Questa è la regola, alla quale ho accennato molto brevemente perché non
è direttamente ad essa che voglio appoggiarmi, bensì ad un midràsh ad
essa collegato.
Il Midràsh sostiene che quando Yosèf fu mandato dal padre a vedere come
stavano i fratelli, ed a seguito di ciò fu venduto, col padre stava
studiando proprio questa regola; e solo quando, anni dopo, glielo
ricordò tramite i fratelli, Ya‘aqòv si convinse che il suo figlio dato
per sbranato era vivo.
È chiaro che la domanda su come potessero Ya‘aqòv e Yosèf conoscere
questa regola, visto che la Torah non era ancora stata data, è una
domanda mal posta: i nostri Maestri – benché affermino che i Patriarchi
conoscevano ed osservavano tutta la Torah - sanno perfettamente che
“storicamente” non è stato così. Se fanno un’affermazione di questo
genere, è per trasmetterci un insegnamento diverso. La vera domanda è:
che cosa ha a che fare la storia di Ya‘aqòv e di Yosèf con la ‘eglà
‘arufà?

§ **Compito assegnato 1**
Come si riassume in due frasi il brano sul midràsh?
§ **Compito assegnato 2**
Nel brano sul midràsh, riporta il tratto da "Il Midràsh sostiene" fino a "sbranato era vivo.", rinominando "padre" in "genitore".

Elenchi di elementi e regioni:
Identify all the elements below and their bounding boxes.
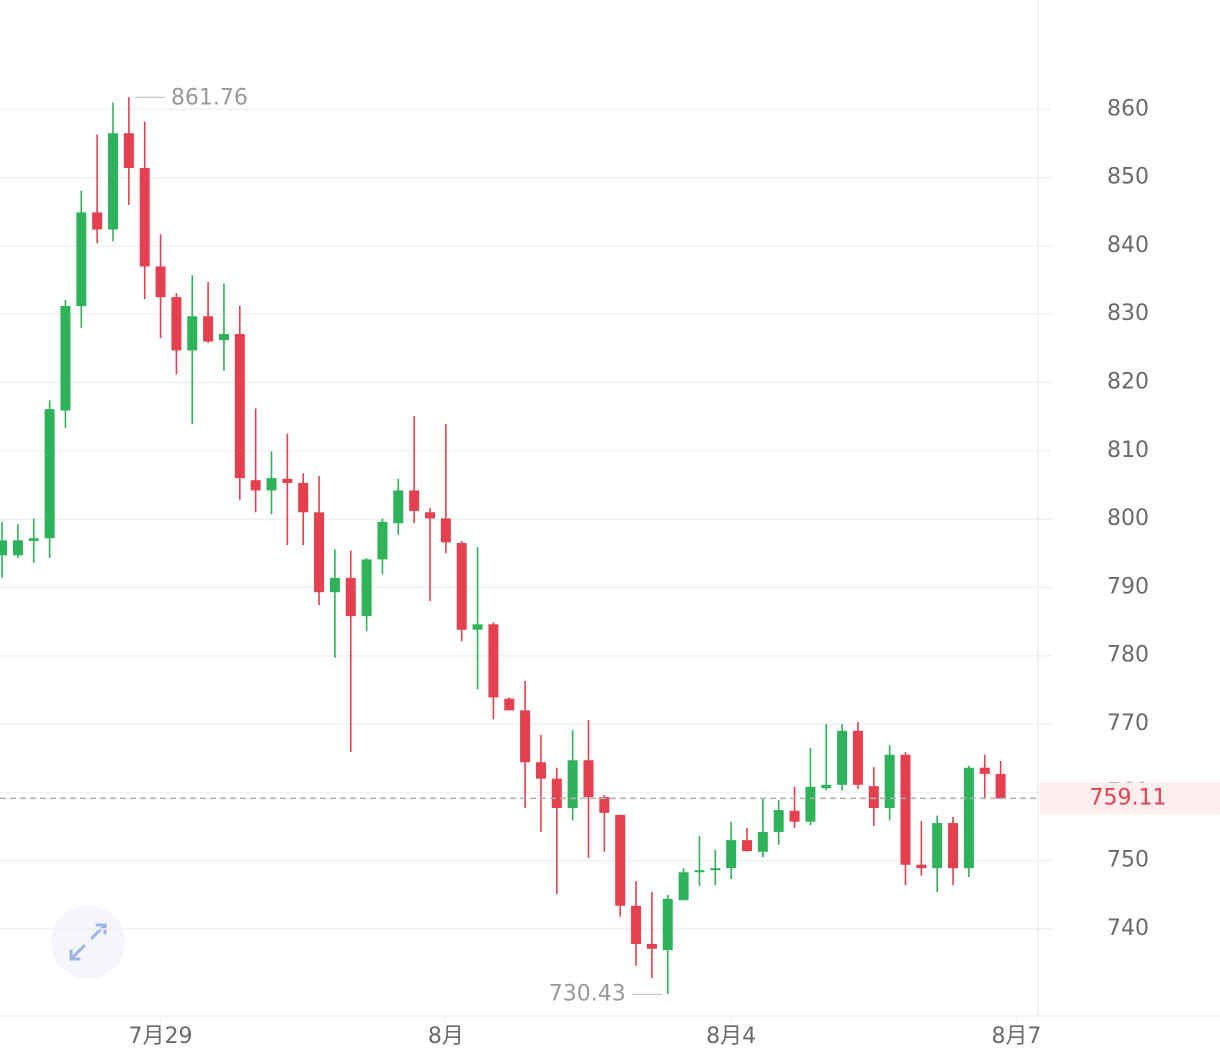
- candle-body: [504, 698, 515, 711]
- candle-body: [821, 784, 832, 789]
- candle-body: [329, 577, 340, 593]
- candle-body: [123, 133, 134, 169]
- candle-body: [662, 898, 673, 951]
- candle-body: [377, 521, 388, 560]
- candle-body: [187, 316, 198, 351]
- x-tick-label: 8月7: [991, 1024, 1041, 1049]
- expand-icon[interactable]: [69, 923, 107, 961]
- candle-body: [948, 823, 959, 869]
- candle-body: [852, 730, 863, 785]
- candle-body: [218, 334, 229, 341]
- candle-body: [234, 334, 245, 479]
- candle-body: [805, 786, 816, 822]
- y-tick-label: 830: [1107, 301, 1149, 326]
- high-label: 861.76: [171, 85, 248, 110]
- candle-body: [599, 797, 610, 813]
- y-tick-label: 840: [1107, 233, 1149, 258]
- candle-body: [314, 512, 325, 593]
- candle-body: [203, 316, 214, 342]
- candle-body: [567, 760, 578, 809]
- x-tick-label: 7月29: [129, 1024, 193, 1049]
- candle-body: [60, 306, 71, 411]
- candle-body: [583, 760, 594, 798]
- candle-body: [551, 778, 562, 809]
- candle-body: [884, 754, 895, 809]
- candle-body: [710, 868, 721, 871]
- candle-body: [361, 559, 372, 617]
- y-tick-label: 810: [1107, 438, 1149, 463]
- candle-body: [741, 840, 752, 852]
- candle-body: [773, 810, 784, 832]
- y-tick-label: 740: [1107, 916, 1149, 941]
- candle-body: [488, 624, 499, 698]
- x-tick-label: 8月: [428, 1024, 464, 1049]
- last-price-bg: [1040, 782, 1220, 815]
- candle-body: [108, 133, 119, 230]
- candle-body: [76, 212, 87, 307]
- candle-body: [298, 482, 309, 513]
- y-tick-label: 750: [1107, 848, 1149, 873]
- y-tick-label: 850: [1107, 165, 1149, 190]
- candle-body: [440, 518, 451, 543]
- labels: 7407507607707807908008108208308408508607…: [0, 85, 1220, 1049]
- candle-body: [916, 864, 927, 869]
- y-tick-label: 820: [1107, 370, 1149, 395]
- candle-body: [266, 478, 277, 491]
- candle-body: [615, 814, 626, 906]
- candle-body: [837, 730, 848, 785]
- candle-body: [757, 831, 768, 852]
- low-label: 730.43: [549, 981, 626, 1006]
- candle-body: [345, 577, 356, 617]
- candle-body: [28, 538, 39, 541]
- candle-body: [995, 773, 1006, 799]
- candle-body: [932, 823, 943, 869]
- candle-body: [155, 266, 166, 298]
- last-price-label: 759.11: [1090, 785, 1167, 810]
- candle-body: [250, 480, 261, 491]
- y-tick-label: 780: [1107, 643, 1149, 668]
- candle-body: [425, 512, 436, 519]
- candle-body: [535, 762, 546, 779]
- candle-body: [868, 786, 879, 809]
- expand-button[interactable]: [51, 905, 125, 979]
- candle-body: [631, 905, 642, 944]
- y-tick-label: 860: [1107, 96, 1149, 121]
- candle-body: [520, 710, 531, 763]
- y-tick-label: 790: [1107, 574, 1149, 599]
- candle-body: [393, 490, 404, 524]
- candle-body: [472, 624, 483, 630]
- candle-body: [694, 870, 705, 873]
- candle-body: [12, 540, 23, 556]
- candle-body: [678, 872, 689, 901]
- candle-body: [646, 943, 657, 949]
- x-tick-label: 8月4: [706, 1024, 756, 1049]
- candles: [0, 97, 1006, 995]
- candle-body: [726, 840, 737, 869]
- y-tick-label: 770: [1107, 711, 1149, 736]
- expand-button-bg[interactable]: [51, 905, 125, 979]
- candle-body: [963, 767, 974, 869]
- candle-body: [171, 297, 182, 351]
- candle-body: [282, 478, 293, 483]
- candle-body: [409, 490, 420, 511]
- candle-body: [900, 754, 911, 865]
- candle-body: [0, 540, 8, 556]
- candle-body: [139, 168, 150, 267]
- candle-body: [789, 810, 800, 822]
- candle-body: [44, 409, 55, 539]
- candle-body: [456, 543, 467, 630]
- y-tick-label: 800: [1107, 506, 1149, 531]
- candle-body: [92, 212, 103, 230]
- candle-body: [979, 767, 990, 774]
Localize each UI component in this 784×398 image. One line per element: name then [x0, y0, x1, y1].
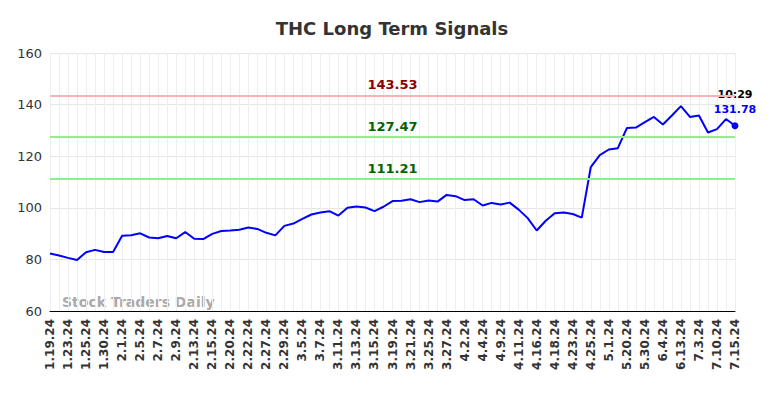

§ **Risultato corretto 1**
Secondo il Midràsh, quando fu mandato dal padre dai fratelli e poi venduto, Yosèf stava studiando con lui proprio la regola citata, e solo quando anni dopo glielo ricordò tramite i fratelli Ya‘aqòv si convinse che il figlio era vivo. La domanda su come i due conoscessero la regola prima che fosse data la Torah è considerata mal posta, e la vera domanda diventa che cosa abbia a che fare la loro storia con la ‘eglà ‘arufà.

§ **Risultato corretto 2**
Il Midràsh sostiene che quando Yosèf fu mandato dal genitore a vedere come
stavano i fratelli, ed a seguito di ciò fu venduto, col genitore stava
studiando proprio questa regola; e solo quando, anni dopo, glielo
ricordò tramite i fratelli, Ya‘aqòv si convinse che il suo figlio dato
per sbranato era vivo.